> **AIM OF THE TASK**:
Beginning with the line where "Convert this document image to plain text." appears, repeat every remaining line of the entries exactly, the last line included.

(Saved data entries)
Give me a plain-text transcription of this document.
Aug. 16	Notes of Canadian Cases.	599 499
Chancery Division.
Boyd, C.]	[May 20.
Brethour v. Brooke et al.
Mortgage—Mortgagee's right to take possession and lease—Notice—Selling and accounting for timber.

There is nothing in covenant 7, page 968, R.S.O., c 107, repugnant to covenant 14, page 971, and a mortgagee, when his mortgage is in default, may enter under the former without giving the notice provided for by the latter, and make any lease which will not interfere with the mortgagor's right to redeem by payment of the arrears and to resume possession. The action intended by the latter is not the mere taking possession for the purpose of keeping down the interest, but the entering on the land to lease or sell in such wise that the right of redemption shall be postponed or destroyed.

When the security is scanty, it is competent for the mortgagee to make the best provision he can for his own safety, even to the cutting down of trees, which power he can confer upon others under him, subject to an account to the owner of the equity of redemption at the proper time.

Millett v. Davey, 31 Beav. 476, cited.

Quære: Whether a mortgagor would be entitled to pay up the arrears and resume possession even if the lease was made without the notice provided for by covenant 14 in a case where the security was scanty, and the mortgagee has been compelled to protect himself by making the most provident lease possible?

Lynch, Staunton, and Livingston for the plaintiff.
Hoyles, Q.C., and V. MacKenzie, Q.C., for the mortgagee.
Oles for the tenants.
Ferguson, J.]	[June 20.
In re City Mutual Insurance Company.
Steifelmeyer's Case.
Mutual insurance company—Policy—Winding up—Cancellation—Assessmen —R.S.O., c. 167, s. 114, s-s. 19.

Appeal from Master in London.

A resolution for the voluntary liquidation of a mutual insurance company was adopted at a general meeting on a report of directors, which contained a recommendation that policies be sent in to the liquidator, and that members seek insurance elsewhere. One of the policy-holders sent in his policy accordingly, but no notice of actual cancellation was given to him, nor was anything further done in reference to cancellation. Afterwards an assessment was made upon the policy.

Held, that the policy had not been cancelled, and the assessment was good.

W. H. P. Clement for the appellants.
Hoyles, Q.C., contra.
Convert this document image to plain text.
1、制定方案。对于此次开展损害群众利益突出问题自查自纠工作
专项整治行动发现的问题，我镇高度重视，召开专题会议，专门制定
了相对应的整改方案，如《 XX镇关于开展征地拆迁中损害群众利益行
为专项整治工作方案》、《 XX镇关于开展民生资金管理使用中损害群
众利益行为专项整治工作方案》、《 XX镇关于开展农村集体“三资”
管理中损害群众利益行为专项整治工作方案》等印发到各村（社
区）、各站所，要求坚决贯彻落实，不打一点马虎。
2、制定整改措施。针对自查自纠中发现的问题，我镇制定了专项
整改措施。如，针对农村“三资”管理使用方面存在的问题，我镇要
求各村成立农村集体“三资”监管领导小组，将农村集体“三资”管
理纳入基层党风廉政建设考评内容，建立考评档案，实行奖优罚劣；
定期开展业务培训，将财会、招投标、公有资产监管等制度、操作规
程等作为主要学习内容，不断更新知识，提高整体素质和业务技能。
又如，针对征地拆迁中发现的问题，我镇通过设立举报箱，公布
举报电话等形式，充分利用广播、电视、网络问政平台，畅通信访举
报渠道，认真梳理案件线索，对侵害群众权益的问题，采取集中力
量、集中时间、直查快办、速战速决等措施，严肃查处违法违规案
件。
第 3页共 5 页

> **SOLUTION FOR THIS EXERCISE**:
Convert this document image to plain text.
1、制定方案。对于此次开展损害群众利益突出问题自查自纠工作
专项整治行动发现的问题，我镇高度重视，召开专题会议，专门制定
了相对应的整改方案，如《 XX镇关于开展征地拆迁中损害群众利益行
为专项整治工作方案》、《 XX镇关于开展民生资金管理使用中损害群
众利益行为专项整治工作方案》、《 XX镇关于开展农村集体“三资”
管理中损害群众利益行为专项整治工作方案》等印发到各村（社
区）、各站所，要求坚决贯彻落实，不打一点马虎。
2、制定整改措施。针对自查自纠中发现的问题，我镇制定了专项
整改措施。如，针对农村“三资”管理使用方面存在的问题，我镇要
求各村成立农村集体“三资”监管领导小组，将农村集体“三资”管
理纳入基层党风廉政建设考评内容，建立考评档案，实行奖优罚劣；
定期开展业务培训，将财会、招投标、公有资产监管等制度、操作规
程等作为主要学习内容，不断更新知识，提高整体素质和业务技能。
又如，针对征地拆迁中发现的问题，我镇通过设立举报箱，公布
举报电话等形式，充分利用广播、电视、网络问政平台，畅通信访举
报渠道，认真梳理案件线索，对侵害群众权益的问题，采取集中力
量、集中时间、直查快办、速战速决等措施，严肃查处违法违规案
件。
第 3页共 5 页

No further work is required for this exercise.